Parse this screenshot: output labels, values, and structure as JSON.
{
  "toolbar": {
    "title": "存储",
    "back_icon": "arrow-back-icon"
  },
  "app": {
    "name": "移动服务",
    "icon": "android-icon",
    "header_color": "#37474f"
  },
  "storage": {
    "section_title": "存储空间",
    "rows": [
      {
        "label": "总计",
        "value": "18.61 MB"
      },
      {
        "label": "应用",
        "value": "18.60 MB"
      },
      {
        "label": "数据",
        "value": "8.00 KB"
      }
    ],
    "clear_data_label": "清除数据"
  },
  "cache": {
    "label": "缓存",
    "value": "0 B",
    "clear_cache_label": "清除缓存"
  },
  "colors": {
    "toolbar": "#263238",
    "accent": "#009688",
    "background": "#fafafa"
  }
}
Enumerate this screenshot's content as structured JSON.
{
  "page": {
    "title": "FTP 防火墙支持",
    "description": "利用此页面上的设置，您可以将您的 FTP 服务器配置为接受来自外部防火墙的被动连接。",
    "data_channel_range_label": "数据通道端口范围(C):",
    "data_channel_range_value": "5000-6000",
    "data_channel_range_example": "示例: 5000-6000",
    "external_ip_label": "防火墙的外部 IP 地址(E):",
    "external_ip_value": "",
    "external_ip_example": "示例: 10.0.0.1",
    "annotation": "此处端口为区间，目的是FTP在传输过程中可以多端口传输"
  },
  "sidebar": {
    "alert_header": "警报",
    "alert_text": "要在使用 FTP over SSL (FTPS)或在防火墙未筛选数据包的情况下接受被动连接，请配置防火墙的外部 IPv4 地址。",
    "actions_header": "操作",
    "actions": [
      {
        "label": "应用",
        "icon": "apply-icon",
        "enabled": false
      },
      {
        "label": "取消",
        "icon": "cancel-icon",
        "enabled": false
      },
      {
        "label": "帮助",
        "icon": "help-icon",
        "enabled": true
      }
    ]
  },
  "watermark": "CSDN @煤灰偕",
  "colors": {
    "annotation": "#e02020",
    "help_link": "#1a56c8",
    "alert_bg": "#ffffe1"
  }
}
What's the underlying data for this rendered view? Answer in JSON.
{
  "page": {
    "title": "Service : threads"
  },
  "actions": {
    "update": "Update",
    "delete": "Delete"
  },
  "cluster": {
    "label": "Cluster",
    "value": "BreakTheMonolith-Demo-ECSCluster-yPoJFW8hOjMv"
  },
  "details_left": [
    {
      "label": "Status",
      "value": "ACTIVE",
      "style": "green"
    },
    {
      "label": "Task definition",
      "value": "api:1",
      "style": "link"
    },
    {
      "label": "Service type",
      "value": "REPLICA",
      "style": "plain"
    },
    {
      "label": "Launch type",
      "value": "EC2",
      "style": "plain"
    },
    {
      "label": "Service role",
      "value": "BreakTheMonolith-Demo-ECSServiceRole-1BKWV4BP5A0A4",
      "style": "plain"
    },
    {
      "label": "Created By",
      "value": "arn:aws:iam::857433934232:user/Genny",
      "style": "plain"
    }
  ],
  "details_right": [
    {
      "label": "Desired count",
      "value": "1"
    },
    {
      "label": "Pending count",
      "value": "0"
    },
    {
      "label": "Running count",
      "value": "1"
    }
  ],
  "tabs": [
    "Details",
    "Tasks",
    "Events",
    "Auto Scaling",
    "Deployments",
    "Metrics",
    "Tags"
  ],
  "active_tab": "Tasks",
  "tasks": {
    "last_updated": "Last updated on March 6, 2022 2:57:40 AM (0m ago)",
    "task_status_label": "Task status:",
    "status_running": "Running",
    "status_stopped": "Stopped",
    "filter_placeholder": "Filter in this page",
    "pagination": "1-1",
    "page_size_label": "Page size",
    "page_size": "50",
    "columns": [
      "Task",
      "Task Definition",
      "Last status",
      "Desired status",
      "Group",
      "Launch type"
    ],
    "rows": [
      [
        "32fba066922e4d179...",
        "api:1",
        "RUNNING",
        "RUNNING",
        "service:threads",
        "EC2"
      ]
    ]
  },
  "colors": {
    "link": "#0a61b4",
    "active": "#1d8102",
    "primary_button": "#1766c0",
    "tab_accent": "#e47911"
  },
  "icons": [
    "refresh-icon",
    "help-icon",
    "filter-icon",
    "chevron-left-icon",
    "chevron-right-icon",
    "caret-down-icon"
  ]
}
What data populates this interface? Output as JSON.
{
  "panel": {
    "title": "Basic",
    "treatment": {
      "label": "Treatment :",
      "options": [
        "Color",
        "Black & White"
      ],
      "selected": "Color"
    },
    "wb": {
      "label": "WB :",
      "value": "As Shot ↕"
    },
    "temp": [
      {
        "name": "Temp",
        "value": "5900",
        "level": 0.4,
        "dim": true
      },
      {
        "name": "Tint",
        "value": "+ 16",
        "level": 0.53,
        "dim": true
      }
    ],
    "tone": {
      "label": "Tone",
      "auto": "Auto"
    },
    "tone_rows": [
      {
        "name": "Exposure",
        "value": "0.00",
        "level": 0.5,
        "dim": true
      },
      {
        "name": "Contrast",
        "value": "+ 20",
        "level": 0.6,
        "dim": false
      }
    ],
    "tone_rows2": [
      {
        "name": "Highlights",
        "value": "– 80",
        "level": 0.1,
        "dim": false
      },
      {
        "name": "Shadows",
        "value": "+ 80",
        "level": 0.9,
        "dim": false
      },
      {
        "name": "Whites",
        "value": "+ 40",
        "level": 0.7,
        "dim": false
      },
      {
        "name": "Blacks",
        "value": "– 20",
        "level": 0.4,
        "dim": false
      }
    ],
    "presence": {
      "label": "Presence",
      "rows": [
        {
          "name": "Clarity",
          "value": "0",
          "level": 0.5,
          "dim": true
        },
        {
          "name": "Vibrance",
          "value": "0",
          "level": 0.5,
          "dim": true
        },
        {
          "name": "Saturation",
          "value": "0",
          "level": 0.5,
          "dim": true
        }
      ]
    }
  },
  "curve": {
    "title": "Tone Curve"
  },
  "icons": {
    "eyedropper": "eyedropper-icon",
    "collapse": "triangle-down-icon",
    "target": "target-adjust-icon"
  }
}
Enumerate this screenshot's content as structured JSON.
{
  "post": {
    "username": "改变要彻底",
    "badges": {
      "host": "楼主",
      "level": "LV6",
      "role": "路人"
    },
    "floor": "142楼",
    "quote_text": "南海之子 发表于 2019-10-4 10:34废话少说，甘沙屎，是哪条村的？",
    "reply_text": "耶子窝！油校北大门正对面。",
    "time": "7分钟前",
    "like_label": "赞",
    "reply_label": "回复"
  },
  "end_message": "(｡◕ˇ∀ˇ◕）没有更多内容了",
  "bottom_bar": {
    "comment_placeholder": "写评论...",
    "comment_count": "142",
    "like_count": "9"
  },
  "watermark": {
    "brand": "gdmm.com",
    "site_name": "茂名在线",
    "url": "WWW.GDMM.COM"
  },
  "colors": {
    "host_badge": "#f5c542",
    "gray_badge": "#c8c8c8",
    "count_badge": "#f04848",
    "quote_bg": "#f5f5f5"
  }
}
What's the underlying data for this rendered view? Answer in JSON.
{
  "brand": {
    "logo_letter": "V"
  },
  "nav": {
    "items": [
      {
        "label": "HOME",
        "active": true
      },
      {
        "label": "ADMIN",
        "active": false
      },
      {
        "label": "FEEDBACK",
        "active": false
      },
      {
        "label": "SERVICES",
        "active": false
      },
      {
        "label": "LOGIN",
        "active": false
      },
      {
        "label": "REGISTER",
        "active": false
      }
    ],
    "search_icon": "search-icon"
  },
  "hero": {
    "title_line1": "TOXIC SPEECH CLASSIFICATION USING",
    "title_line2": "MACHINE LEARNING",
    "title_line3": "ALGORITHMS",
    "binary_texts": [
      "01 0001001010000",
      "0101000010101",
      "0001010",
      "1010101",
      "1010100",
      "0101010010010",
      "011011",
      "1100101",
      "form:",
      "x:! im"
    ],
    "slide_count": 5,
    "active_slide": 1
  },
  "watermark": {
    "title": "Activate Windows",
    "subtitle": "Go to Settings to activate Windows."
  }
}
______________________________
Filter for "this". Return all lines that hold it.

Exercise solution –
Parse this screenshot: output labels, values, and structure as JSON.
Enumerate this screenshot's content as structured JSON.
What's the underlying data for this rendered view? Answer in JSON.
    "filter_placeholder": "Filter in this page",
What data populates this interface? Output as JSON.
Enumerate this screenshot's content as structured JSON.
What's the underlying data for this rendered view? Answer in JSON.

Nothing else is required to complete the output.